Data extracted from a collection
::::::::

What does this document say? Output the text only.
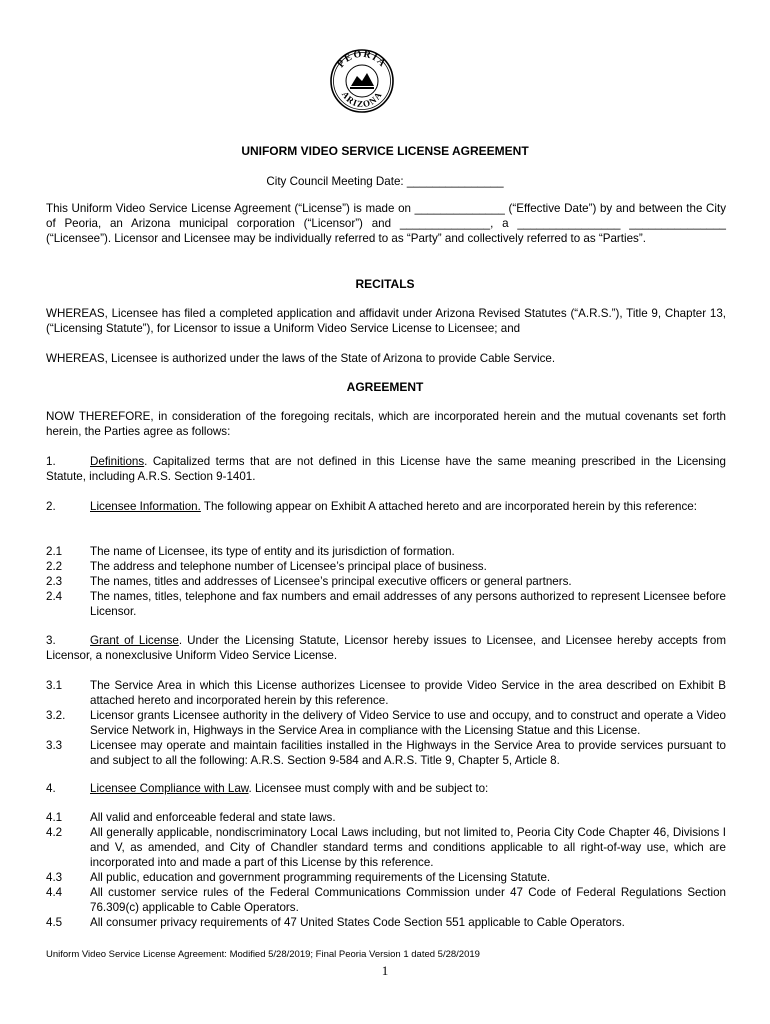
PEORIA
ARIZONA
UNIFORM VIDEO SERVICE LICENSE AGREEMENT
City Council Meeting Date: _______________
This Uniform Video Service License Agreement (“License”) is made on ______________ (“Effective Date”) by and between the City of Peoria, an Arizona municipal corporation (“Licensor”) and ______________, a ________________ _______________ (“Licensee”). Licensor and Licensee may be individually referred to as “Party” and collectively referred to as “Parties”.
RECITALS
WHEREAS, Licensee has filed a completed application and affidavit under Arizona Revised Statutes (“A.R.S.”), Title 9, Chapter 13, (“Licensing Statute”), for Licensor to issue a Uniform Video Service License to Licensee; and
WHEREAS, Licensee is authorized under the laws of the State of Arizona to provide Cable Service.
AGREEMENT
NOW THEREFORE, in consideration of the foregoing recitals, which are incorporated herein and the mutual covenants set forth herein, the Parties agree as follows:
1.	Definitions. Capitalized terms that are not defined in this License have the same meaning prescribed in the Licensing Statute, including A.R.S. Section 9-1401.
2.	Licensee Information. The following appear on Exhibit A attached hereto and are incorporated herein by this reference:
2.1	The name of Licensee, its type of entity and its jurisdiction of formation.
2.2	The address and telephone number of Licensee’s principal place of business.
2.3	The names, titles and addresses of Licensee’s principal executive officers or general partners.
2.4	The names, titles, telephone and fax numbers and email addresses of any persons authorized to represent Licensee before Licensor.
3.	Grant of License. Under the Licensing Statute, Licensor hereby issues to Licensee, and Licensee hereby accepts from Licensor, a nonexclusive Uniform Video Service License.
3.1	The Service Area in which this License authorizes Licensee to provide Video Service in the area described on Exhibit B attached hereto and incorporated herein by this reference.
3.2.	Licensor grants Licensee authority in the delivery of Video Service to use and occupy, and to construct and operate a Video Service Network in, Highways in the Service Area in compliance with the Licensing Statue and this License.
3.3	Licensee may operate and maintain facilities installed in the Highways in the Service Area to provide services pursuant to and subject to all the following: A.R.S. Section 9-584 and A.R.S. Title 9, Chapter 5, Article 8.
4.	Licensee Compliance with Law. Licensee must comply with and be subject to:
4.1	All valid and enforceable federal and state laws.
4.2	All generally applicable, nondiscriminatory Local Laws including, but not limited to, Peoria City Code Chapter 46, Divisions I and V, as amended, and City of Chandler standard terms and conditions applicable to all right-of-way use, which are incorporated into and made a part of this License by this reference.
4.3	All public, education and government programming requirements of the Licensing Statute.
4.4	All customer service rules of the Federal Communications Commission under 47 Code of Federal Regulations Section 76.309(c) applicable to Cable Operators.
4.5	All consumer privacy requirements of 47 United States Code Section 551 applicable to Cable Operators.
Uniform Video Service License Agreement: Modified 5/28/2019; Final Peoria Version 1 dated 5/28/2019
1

::::::::

WHAT TO DO: List every line above containing the word "Operators".

SOLUTION TO THE EXERCISE:
4.4	All customer service rules of the Federal Communications Commission under 47 Code of Federal Regulations Section 76.309(c) applicable to Cable Operators.
4.5	All consumer privacy requirements of 47 United States Code Section 551 applicable to Cable Operators.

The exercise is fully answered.